What is asked = Using the data below, copy each line that includes the word "tags".
#####
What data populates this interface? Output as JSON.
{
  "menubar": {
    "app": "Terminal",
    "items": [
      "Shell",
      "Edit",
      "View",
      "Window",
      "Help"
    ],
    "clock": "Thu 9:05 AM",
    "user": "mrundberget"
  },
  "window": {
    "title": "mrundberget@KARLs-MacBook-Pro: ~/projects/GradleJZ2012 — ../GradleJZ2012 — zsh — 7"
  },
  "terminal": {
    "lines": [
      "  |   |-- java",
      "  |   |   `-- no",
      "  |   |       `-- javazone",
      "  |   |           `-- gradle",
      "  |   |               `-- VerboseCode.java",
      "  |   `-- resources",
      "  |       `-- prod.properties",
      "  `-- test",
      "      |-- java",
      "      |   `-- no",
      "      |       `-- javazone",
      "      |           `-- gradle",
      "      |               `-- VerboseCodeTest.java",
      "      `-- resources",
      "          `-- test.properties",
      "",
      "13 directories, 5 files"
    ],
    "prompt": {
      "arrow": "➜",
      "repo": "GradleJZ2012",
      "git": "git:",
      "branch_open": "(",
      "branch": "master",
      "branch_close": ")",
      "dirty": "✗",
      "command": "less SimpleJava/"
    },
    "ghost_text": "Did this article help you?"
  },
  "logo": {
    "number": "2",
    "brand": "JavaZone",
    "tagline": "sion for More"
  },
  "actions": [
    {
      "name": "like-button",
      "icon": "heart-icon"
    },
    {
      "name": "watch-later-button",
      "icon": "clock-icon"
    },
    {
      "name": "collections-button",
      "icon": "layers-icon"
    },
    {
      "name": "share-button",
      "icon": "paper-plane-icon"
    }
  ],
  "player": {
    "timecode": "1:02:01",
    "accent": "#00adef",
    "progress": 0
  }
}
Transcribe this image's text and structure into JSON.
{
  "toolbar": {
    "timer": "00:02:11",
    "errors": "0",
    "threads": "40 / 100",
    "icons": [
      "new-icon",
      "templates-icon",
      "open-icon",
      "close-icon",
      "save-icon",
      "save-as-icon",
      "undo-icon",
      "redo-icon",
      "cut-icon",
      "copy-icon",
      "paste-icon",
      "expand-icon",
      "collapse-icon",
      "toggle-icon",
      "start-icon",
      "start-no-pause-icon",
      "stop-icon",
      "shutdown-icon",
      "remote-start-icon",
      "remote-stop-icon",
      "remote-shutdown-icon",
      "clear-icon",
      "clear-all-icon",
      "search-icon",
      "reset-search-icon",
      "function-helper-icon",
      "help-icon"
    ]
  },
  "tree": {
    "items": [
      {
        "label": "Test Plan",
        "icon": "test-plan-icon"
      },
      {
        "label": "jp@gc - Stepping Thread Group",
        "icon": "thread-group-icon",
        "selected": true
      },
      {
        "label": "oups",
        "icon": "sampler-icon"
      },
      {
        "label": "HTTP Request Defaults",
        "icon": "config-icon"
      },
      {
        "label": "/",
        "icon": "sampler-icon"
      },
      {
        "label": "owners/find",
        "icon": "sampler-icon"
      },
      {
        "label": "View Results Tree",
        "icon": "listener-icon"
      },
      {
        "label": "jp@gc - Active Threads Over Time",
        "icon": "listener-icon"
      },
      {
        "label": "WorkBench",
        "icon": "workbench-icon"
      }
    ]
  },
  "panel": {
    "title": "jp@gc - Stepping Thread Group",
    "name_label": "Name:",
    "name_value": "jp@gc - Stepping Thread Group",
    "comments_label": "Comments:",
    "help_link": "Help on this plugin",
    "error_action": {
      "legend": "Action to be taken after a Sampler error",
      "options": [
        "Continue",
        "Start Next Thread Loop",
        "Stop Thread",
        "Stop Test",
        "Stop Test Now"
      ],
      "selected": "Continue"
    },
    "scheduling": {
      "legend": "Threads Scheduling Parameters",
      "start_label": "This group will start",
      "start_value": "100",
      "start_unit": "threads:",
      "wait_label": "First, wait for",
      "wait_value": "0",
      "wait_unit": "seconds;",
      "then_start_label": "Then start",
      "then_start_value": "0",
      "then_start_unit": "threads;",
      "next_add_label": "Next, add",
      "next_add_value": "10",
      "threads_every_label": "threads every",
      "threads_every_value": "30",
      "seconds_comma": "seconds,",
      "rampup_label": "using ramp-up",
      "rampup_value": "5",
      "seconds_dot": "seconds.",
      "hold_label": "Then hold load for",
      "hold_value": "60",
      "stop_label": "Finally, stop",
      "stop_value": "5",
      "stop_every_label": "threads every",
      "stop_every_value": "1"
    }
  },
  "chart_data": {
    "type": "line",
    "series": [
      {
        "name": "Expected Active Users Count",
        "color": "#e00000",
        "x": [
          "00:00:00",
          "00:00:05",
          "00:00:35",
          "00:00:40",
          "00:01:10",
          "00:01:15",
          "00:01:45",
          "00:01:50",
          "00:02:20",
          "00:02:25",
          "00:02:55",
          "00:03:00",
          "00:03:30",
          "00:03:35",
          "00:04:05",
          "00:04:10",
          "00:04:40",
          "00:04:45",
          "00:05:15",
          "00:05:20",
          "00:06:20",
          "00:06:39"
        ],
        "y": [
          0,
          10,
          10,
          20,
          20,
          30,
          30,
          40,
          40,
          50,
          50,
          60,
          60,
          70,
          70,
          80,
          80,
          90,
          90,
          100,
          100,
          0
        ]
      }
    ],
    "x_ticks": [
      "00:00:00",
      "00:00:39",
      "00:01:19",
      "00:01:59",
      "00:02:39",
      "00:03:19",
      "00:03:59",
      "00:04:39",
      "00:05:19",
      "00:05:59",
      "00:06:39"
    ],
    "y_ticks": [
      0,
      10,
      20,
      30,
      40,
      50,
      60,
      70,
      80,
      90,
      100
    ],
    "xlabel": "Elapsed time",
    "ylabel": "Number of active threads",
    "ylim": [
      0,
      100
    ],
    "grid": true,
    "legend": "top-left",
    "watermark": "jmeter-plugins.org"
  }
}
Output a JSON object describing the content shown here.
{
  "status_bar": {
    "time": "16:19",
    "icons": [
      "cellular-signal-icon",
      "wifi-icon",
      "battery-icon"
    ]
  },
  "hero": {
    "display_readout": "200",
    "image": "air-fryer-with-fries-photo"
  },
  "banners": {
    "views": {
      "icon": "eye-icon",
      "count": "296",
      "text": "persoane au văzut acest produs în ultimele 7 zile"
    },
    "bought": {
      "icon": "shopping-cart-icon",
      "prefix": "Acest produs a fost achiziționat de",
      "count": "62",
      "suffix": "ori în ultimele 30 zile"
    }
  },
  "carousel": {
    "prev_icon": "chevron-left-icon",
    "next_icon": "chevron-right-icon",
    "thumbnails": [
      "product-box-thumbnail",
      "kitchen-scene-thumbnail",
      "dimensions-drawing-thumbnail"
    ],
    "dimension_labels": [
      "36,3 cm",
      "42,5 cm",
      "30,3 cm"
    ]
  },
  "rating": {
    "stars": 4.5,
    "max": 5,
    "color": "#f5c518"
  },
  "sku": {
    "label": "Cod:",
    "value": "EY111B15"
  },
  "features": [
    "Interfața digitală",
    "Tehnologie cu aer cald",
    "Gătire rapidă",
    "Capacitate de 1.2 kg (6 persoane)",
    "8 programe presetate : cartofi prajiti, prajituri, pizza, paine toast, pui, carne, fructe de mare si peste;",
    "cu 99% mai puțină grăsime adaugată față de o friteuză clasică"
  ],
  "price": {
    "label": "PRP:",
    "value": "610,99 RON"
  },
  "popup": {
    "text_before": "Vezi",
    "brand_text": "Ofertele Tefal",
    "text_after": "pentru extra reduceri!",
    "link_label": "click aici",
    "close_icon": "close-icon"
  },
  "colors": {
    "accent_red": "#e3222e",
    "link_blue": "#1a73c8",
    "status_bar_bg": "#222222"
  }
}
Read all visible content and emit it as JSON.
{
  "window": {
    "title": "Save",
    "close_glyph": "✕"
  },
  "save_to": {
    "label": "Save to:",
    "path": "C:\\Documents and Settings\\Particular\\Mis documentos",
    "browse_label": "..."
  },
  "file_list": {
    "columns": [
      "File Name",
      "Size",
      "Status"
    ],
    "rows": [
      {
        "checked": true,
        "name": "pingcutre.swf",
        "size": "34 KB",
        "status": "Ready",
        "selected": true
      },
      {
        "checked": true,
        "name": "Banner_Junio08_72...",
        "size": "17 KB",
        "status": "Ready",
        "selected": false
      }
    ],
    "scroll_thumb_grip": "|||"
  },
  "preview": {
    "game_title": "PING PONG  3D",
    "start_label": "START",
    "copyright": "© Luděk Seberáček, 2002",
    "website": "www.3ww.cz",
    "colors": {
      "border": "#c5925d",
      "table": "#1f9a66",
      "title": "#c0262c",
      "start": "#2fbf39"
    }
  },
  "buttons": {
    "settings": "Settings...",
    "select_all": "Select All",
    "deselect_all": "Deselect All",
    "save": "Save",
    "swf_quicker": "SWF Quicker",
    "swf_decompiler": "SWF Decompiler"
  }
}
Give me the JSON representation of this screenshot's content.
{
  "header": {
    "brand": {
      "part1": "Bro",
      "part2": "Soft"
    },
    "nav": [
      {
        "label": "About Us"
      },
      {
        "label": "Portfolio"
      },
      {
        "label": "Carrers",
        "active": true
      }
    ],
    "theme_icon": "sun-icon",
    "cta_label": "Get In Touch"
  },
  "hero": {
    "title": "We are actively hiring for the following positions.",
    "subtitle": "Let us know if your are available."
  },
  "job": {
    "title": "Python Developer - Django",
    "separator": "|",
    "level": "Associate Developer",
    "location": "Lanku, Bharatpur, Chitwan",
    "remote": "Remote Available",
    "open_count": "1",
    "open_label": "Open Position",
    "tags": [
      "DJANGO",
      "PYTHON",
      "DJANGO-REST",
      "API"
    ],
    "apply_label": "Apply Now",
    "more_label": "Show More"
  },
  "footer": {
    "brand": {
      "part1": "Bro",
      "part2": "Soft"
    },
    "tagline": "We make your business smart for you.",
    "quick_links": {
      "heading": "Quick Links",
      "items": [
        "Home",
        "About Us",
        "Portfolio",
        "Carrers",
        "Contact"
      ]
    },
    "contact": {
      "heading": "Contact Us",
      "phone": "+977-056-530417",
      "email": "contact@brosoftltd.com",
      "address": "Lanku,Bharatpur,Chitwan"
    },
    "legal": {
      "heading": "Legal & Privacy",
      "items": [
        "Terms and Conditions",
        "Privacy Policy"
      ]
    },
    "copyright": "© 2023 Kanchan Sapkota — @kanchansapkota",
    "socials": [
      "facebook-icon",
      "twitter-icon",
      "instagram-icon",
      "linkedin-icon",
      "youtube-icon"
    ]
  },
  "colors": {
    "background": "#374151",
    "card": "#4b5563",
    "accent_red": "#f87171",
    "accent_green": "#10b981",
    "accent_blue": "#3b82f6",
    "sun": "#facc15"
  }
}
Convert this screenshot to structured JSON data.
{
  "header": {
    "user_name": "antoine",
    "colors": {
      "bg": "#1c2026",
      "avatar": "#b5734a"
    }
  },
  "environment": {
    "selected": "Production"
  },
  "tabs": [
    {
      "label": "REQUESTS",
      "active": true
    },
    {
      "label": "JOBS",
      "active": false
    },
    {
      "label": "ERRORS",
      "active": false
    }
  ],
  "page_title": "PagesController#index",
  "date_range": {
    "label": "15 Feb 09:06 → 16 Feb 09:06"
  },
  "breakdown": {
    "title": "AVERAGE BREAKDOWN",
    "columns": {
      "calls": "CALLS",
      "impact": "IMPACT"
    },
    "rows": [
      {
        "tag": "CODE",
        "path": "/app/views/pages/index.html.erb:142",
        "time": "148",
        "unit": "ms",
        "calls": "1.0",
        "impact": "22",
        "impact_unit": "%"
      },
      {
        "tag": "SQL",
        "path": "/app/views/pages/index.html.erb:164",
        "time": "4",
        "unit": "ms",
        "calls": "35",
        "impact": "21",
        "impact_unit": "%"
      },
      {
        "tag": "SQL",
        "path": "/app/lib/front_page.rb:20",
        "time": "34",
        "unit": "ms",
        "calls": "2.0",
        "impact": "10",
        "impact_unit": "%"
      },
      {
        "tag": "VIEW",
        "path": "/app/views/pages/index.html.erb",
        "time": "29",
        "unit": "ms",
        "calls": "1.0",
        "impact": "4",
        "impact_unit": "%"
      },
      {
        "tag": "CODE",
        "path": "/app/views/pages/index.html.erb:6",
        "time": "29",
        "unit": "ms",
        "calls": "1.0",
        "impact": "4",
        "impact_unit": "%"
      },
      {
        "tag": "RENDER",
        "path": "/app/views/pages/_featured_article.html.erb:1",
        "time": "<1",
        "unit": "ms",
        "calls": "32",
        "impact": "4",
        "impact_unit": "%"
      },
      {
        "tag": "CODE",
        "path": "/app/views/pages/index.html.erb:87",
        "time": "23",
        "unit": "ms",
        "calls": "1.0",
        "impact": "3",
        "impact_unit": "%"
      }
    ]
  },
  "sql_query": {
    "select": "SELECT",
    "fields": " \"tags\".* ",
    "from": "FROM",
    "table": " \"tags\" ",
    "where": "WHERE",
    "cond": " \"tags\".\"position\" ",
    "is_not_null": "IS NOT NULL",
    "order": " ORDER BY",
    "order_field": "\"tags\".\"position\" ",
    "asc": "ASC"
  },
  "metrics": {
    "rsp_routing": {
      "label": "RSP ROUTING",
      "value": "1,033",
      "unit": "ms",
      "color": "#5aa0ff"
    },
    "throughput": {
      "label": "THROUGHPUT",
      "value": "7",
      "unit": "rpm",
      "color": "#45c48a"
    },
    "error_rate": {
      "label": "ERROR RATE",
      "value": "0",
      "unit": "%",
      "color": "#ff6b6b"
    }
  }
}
#####
Worked answer =
    "tags": [
    "fields": " \"tags\".* ",
    "table": " \"tags\" ",
    "cond": " \"tags\".\"position\" ",
    "order_field": "\"tags\".\"position\" ",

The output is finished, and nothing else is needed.